Start of RECORDS FOR PROCESSING

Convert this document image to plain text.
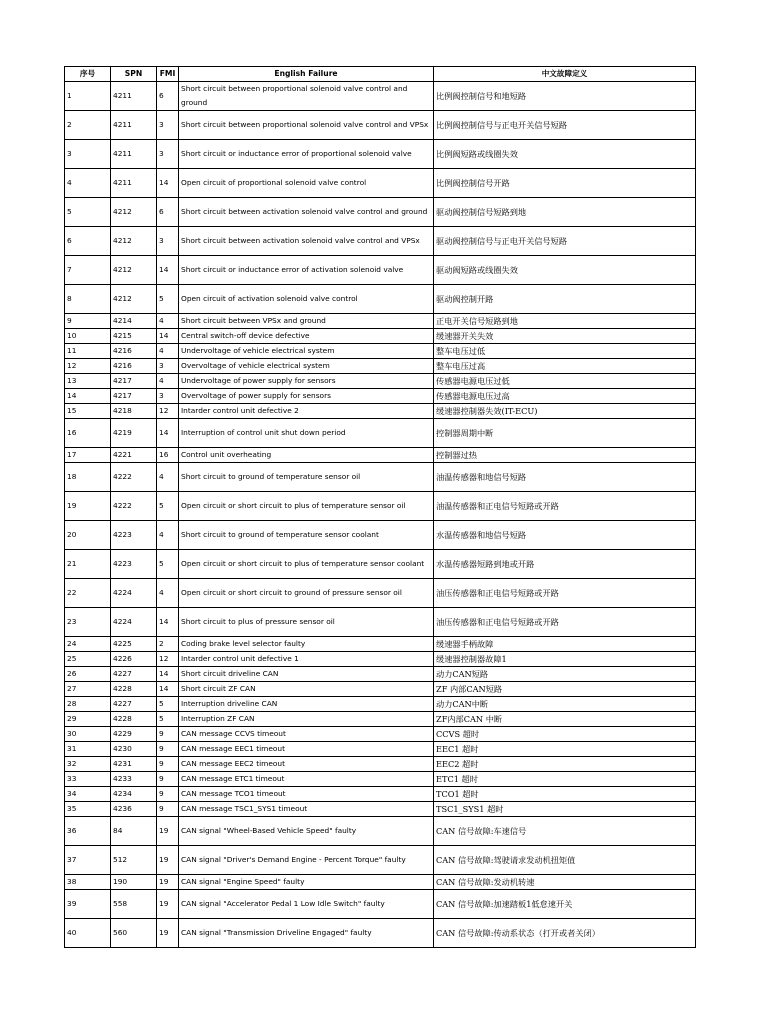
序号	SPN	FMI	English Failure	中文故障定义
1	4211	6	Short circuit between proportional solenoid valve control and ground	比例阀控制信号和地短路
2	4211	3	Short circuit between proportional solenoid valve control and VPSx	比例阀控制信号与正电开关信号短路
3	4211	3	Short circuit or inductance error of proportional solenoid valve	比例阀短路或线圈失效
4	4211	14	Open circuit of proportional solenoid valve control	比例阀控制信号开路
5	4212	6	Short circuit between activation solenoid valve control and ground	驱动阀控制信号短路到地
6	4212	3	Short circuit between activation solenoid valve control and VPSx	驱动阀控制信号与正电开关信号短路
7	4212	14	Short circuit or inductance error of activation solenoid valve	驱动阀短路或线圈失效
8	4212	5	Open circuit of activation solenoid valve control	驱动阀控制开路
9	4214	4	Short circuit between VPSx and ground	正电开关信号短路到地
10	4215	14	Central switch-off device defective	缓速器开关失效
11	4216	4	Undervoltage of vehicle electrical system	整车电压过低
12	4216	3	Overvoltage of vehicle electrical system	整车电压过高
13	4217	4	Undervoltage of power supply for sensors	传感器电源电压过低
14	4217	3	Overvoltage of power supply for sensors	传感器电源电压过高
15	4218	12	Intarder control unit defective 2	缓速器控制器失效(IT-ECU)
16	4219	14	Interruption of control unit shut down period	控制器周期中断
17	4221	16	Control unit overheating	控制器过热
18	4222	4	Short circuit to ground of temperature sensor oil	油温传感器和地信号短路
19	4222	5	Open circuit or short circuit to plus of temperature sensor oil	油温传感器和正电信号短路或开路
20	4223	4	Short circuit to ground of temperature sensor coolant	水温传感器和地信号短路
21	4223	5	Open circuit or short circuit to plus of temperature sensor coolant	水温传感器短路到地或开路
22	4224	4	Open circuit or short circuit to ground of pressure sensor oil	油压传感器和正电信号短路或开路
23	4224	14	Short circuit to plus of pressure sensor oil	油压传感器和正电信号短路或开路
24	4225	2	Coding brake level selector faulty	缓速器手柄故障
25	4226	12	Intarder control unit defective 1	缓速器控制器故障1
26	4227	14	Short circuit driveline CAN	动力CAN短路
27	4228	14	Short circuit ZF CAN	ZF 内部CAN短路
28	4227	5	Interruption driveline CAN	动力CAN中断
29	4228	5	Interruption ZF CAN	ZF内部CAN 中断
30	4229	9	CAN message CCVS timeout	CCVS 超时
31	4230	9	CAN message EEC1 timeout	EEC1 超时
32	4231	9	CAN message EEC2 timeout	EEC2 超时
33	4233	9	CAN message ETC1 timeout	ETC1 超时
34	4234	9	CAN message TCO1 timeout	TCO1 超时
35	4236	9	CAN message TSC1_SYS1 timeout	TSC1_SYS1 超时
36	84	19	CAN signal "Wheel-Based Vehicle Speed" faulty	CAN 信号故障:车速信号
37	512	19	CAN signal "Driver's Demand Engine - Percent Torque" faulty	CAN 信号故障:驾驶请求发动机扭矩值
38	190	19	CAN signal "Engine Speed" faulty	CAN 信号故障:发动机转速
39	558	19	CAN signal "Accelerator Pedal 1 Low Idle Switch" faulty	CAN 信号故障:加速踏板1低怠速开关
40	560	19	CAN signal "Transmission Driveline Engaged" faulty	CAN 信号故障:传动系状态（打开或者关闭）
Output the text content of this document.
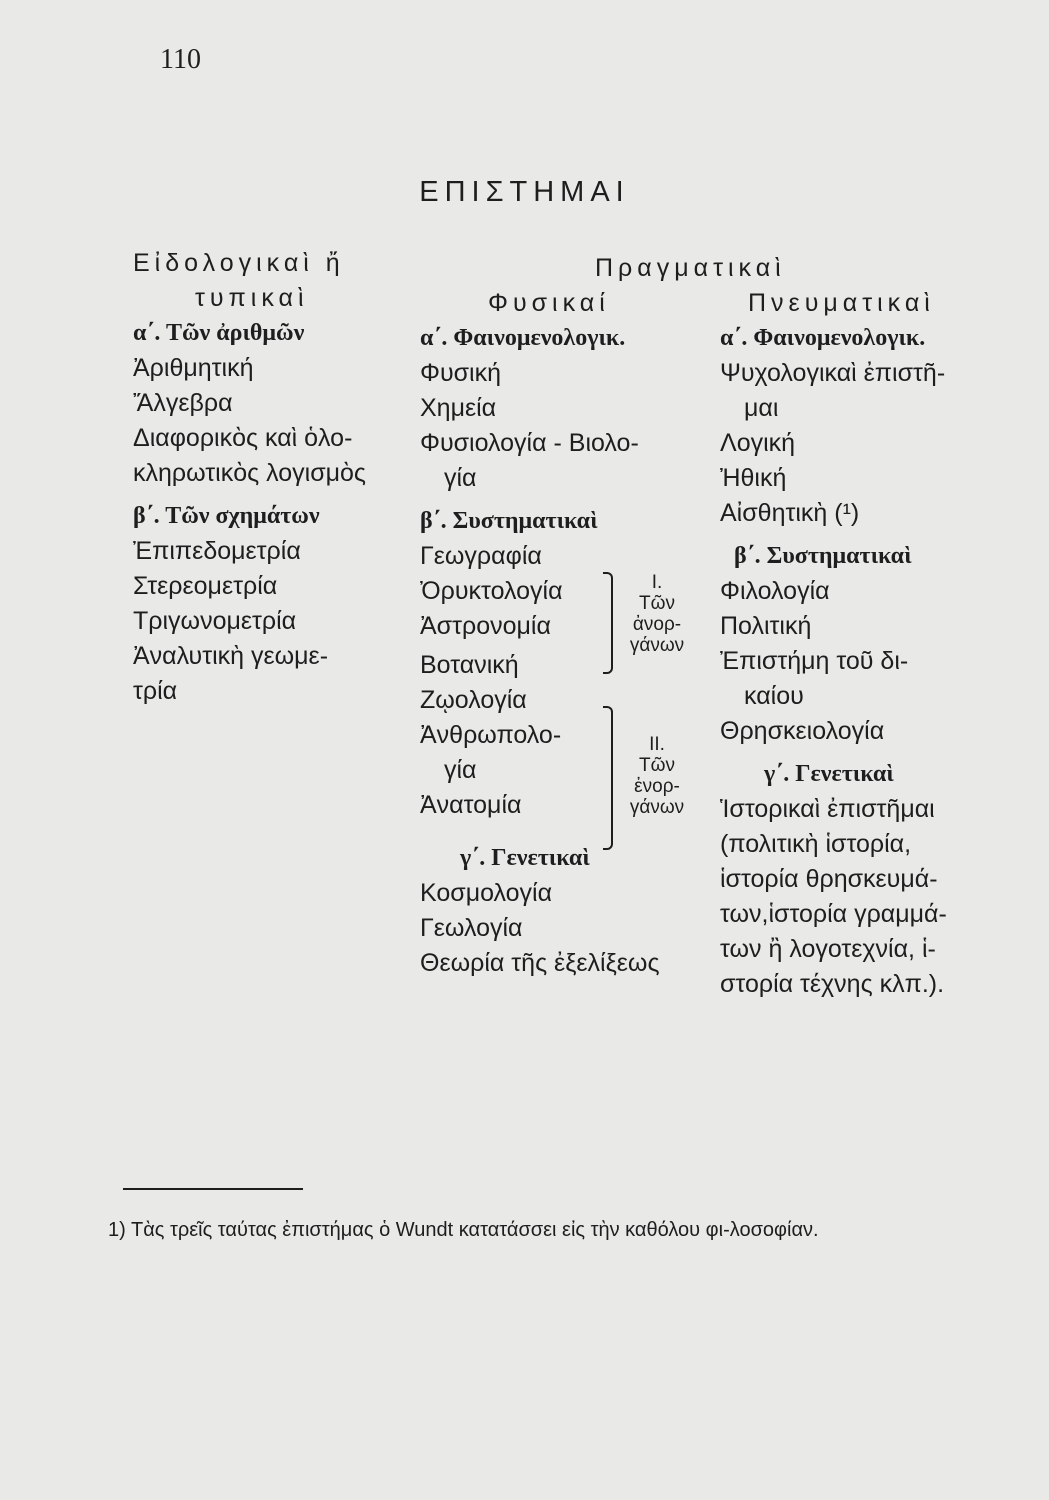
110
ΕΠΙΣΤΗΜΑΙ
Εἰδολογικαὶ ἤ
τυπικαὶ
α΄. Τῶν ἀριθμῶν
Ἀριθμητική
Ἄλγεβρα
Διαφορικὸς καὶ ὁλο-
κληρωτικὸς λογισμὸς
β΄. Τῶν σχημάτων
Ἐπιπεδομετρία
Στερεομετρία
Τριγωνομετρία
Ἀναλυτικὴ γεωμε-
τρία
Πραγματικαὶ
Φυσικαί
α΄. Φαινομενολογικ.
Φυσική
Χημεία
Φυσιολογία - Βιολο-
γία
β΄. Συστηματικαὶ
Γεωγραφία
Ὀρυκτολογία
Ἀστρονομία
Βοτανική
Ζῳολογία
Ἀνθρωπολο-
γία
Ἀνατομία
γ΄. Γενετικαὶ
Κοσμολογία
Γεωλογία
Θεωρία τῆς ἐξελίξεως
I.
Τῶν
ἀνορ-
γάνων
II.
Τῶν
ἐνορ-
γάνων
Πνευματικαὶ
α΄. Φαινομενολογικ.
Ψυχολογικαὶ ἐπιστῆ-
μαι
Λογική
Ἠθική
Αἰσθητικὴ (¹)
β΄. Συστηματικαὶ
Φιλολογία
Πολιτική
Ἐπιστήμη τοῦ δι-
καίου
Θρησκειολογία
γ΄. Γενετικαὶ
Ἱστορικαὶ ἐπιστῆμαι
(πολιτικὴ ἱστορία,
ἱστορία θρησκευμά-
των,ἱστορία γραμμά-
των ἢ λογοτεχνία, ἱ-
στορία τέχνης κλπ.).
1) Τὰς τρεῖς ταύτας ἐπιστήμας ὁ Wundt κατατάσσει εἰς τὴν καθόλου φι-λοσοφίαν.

End of RECORDS FOR PROCESSING
Start of RECORDS FOR PROCESSING

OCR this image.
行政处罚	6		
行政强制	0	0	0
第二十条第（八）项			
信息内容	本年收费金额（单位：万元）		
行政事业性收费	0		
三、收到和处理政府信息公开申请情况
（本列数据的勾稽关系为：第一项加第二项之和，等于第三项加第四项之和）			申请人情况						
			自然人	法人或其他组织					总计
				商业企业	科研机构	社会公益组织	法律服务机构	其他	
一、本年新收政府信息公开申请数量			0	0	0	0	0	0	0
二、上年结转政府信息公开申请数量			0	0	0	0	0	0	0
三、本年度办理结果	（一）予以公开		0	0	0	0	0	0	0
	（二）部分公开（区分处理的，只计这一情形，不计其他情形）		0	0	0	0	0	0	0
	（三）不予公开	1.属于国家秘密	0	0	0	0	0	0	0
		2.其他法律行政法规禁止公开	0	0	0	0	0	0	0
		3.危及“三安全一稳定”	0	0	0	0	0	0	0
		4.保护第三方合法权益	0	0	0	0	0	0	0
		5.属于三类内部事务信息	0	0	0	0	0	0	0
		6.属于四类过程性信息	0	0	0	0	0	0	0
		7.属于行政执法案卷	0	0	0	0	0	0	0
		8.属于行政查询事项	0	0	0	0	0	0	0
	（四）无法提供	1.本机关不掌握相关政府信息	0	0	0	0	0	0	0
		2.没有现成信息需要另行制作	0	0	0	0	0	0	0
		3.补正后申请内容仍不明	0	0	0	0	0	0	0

End of RECORDS FOR PROCESSING

» WHAT IS ASKED
Using the entries above, return each line that includes the word "supply".

» EXERCISE SOLUTION
13	4217	4	Undervoltage of power supply for sensors	传感器电源电压过低
14	4217	3	Overvoltage of power supply for sensors	传感器电源电压过高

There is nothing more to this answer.